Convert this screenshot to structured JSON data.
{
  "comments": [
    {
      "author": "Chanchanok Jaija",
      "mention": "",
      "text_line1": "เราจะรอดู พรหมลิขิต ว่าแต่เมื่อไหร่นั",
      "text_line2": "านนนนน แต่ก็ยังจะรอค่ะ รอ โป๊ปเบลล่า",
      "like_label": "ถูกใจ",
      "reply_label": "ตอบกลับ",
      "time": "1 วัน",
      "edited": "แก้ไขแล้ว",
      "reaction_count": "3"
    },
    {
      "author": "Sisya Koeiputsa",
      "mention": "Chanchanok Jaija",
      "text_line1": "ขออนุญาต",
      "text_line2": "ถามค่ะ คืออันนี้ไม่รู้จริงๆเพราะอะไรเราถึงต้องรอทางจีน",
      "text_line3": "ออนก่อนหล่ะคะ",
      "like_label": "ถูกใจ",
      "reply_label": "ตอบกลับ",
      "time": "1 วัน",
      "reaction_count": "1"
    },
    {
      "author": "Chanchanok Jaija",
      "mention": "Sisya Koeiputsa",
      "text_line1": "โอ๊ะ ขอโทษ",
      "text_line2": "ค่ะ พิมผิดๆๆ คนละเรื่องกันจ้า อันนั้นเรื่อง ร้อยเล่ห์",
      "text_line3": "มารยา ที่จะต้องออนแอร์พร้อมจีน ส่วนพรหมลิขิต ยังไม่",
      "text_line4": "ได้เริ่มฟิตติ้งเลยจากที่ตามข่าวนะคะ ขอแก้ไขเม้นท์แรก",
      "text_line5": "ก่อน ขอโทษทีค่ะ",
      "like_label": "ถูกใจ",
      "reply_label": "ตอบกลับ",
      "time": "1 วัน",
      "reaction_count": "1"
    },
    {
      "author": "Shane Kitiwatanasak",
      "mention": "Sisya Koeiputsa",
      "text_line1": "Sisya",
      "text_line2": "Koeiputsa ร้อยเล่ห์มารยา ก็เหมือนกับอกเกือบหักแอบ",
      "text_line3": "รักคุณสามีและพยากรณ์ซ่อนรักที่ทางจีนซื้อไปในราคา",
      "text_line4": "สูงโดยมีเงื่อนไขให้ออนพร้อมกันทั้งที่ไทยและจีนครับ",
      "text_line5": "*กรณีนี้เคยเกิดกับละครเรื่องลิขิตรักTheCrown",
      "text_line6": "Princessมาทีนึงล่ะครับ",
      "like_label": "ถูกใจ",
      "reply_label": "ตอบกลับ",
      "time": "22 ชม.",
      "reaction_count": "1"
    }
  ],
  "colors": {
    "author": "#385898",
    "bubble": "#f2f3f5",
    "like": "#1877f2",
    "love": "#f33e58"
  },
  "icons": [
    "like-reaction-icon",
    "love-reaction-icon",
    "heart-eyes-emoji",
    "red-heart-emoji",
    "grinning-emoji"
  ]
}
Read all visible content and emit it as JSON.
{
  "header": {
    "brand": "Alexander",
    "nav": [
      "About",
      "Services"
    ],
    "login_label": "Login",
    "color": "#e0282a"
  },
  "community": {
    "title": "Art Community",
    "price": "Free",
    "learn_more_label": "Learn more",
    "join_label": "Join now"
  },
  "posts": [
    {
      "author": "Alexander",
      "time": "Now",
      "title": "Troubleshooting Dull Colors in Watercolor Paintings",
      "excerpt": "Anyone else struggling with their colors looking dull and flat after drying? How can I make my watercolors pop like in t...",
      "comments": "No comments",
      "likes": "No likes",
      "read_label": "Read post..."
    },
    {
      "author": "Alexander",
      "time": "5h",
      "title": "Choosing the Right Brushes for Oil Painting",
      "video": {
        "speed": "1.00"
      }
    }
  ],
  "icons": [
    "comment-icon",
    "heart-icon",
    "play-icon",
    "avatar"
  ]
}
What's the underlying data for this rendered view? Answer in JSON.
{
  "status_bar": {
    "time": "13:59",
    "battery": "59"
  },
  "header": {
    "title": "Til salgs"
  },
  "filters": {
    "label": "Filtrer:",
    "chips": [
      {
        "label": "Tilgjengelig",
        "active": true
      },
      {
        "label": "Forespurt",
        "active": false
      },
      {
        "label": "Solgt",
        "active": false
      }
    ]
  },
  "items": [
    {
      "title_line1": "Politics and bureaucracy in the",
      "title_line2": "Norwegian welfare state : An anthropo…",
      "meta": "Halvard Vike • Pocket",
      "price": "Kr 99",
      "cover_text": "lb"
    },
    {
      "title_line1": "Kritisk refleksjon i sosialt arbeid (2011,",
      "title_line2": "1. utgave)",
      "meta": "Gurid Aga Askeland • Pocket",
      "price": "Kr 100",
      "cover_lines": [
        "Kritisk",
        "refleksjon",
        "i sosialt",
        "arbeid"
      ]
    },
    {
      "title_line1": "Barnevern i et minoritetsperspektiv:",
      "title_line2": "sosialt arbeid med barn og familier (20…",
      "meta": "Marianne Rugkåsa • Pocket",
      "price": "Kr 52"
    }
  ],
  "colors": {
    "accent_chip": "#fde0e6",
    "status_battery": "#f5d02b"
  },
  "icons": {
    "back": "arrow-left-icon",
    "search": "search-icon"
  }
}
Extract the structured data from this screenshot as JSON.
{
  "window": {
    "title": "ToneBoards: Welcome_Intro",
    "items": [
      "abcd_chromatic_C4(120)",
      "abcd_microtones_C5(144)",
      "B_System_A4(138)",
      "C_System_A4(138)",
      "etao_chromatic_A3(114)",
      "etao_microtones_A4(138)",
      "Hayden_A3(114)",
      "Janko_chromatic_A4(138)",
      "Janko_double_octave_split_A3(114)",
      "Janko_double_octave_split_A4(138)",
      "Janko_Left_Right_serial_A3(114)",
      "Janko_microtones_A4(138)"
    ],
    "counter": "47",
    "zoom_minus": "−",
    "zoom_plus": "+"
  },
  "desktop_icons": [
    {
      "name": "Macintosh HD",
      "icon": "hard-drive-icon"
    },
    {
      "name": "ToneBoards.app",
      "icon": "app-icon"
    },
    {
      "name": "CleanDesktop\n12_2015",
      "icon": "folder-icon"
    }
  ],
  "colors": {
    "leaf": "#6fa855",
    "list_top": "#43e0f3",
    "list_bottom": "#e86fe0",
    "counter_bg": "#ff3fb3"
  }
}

++++

WORK REQUIRED -> Take the entries above and copy them out exactly.

FULL SOLUTION ->
Convert this screenshot to structured JSON data.
{
  "comments": [
    {
      "author": "Chanchanok Jaija",
      "mention": "",
      "text_line1": "เราจะรอดู พรหมลิขิต ว่าแต่เมื่อไหร่นั",
      "text_line2": "านนนนน แต่ก็ยังจะรอค่ะ รอ โป๊ปเบลล่า",
      "like_label": "ถูกใจ",
      "reply_label": "ตอบกลับ",
      "time": "1 วัน",
      "edited": "แก้ไขแล้ว",
      "reaction_count": "3"
    },
    {
      "author": "Sisya Koeiputsa",
      "mention": "Chanchanok Jaija",
      "text_line1": "ขออนุญาต",
      "text_line2": "ถามค่ะ คืออันนี้ไม่รู้จริงๆเพราะอะไรเราถึงต้องรอทางจีน",
      "text_line3": "ออนก่อนหล่ะคะ",
      "like_label": "ถูกใจ",
      "reply_label": "ตอบกลับ",
      "time": "1 วัน",
      "reaction_count": "1"
    },
    {
      "author": "Chanchanok Jaija",
      "mention": "Sisya Koeiputsa",
      "text_line1": "โอ๊ะ ขอโทษ",
      "text_line2": "ค่ะ พิมผิดๆๆ คนละเรื่องกันจ้า อันนั้นเรื่อง ร้อยเล่ห์",
      "text_line3": "มารยา ที่จะต้องออนแอร์พร้อมจีน ส่วนพรหมลิขิต ยังไม่",
      "text_line4": "ได้เริ่มฟิตติ้งเลยจากที่ตามข่าวนะคะ ขอแก้ไขเม้นท์แรก",
      "text_line5": "ก่อน ขอโทษทีค่ะ",
      "like_label": "ถูกใจ",
      "reply_label": "ตอบกลับ",
      "time": "1 วัน",
      "reaction_count": "1"
    },
    {
      "author": "Shane Kitiwatanasak",
      "mention": "Sisya Koeiputsa",
      "text_line1": "Sisya",
      "text_line2": "Koeiputsa ร้อยเล่ห์มารยา ก็เหมือนกับอกเกือบหักแอบ",
      "text_line3": "รักคุณสามีและพยากรณ์ซ่อนรักที่ทางจีนซื้อไปในราคา",
      "text_line4": "สูงโดยมีเงื่อนไขให้ออนพร้อมกันทั้งที่ไทยและจีนครับ",
      "text_line5": "*กรณีนี้เคยเกิดกับละครเรื่องลิขิตรักTheCrown",
      "text_line6": "Princessมาทีนึงล่ะครับ",
      "like_label": "ถูกใจ",
      "reply_label": "ตอบกลับ",
      "time": "22 ชม.",
      "reaction_count": "1"
    }
  ],
  "colors": {
    "author": "#385898",
    "bubble": "#f2f3f5",
    "like": "#1877f2",
    "love": "#f33e58"
  },
  "icons": [
    "like-reaction-icon",
    "love-reaction-icon",
    "heart-eyes-emoji",
    "red-heart-emoji",
    "grinning-emoji"
  ]
}
Read all visible content and emit it as JSON.
{
  "header": {
    "brand": "Alexander",
    "nav": [
      "About",
      "Services"
    ],
    "login_label": "Login",
    "color": "#e0282a"
  },
  "community": {
    "title": "Art Community",
    "price": "Free",
    "learn_more_label": "Learn more",
    "join_label": "Join now"
  },
  "posts": [
    {
      "author": "Alexander",
      "time": "Now",
      "title": "Troubleshooting Dull Colors in Watercolor Paintings",
      "excerpt": "Anyone else struggling with their colors looking dull and flat after drying? How can I make my watercolors pop like in t...",
      "comments": "No comments",
      "likes": "No likes",
      "read_label": "Read post..."
    },
    {
      "author": "Alexander",
      "time": "5h",
      "title": "Choosing the Right Brushes for Oil Painting",
      "video": {
        "speed": "1.00"
      }
    }
  ],
  "icons": [
    "comment-icon",
    "heart-icon",
    "play-icon",
    "avatar"
  ]
}
What's the underlying data for this rendered view? Answer in JSON.
{
  "status_bar": {
    "time": "13:59",
    "battery": "59"
  },
  "header": {
    "title": "Til salgs"
  },
  "filters": {
    "label": "Filtrer:",
    "chips": [
      {
        "label": "Tilgjengelig",
        "active": true
      },
      {
        "label": "Forespurt",
        "active": false
      },
      {
        "label": "Solgt",
        "active": false
      }
    ]
  },
  "items": [
    {
      "title_line1": "Politics and bureaucracy in the",
      "title_line2": "Norwegian welfare state : An anthropo…",
      "meta": "Halvard Vike • Pocket",
      "price": "Kr 99",
      "cover_text": "lb"
    },
    {
      "title_line1": "Kritisk refleksjon i sosialt arbeid (2011,",
      "title_line2": "1. utgave)",
      "meta": "Gurid Aga Askeland • Pocket",
      "price": "Kr 100",
      "cover_lines": [
        "Kritisk",
        "refleksjon",
        "i sosialt",
        "arbeid"
      ]
    },
    {
      "title_line1": "Barnevern i et minoritetsperspektiv:",
      "title_line2": "sosialt arbeid med barn og familier (20…",
      "meta": "Marianne Rugkåsa • Pocket",
      "price": "Kr 52"
    }
  ],
  "colors": {
    "accent_chip": "#fde0e6",
    "status_battery": "#f5d02b"
  },
  "icons": {
    "back": "arrow-left-icon",
    "search": "search-icon"
  }
}
Extract the structured data from this screenshot as JSON.
{
  "window": {
    "title": "ToneBoards: Welcome_Intro",
    "items": [
      "abcd_chromatic_C4(120)",
      "abcd_microtones_C5(144)",
      "B_System_A4(138)",
      "C_System_A4(138)",
      "etao_chromatic_A3(114)",
      "etao_microtones_A4(138)",
      "Hayden_A3(114)",
      "Janko_chromatic_A4(138)",
      "Janko_double_octave_split_A3(114)",
      "Janko_double_octave_split_A4(138)",
      "Janko_Left_Right_serial_A3(114)",
      "Janko_microtones_A4(138)"
    ],
    "counter": "47",
    "zoom_minus": "−",
    "zoom_plus": "+"
  },
  "desktop_icons": [
    {
      "name": "Macintosh HD",
      "icon": "hard-drive-icon"
    },
    {
      "name": "ToneBoards.app",
      "icon": "app-icon"
    },
    {
      "name": "CleanDesktop\n12_2015",
      "icon": "folder-icon"
    }
  ],
  "colors": {
    "leaf": "#6fa855",
    "list_top": "#43e0f3",
    "list_bottom": "#e86fe0",
    "counter_bg": "#ff3fb3"
  }
}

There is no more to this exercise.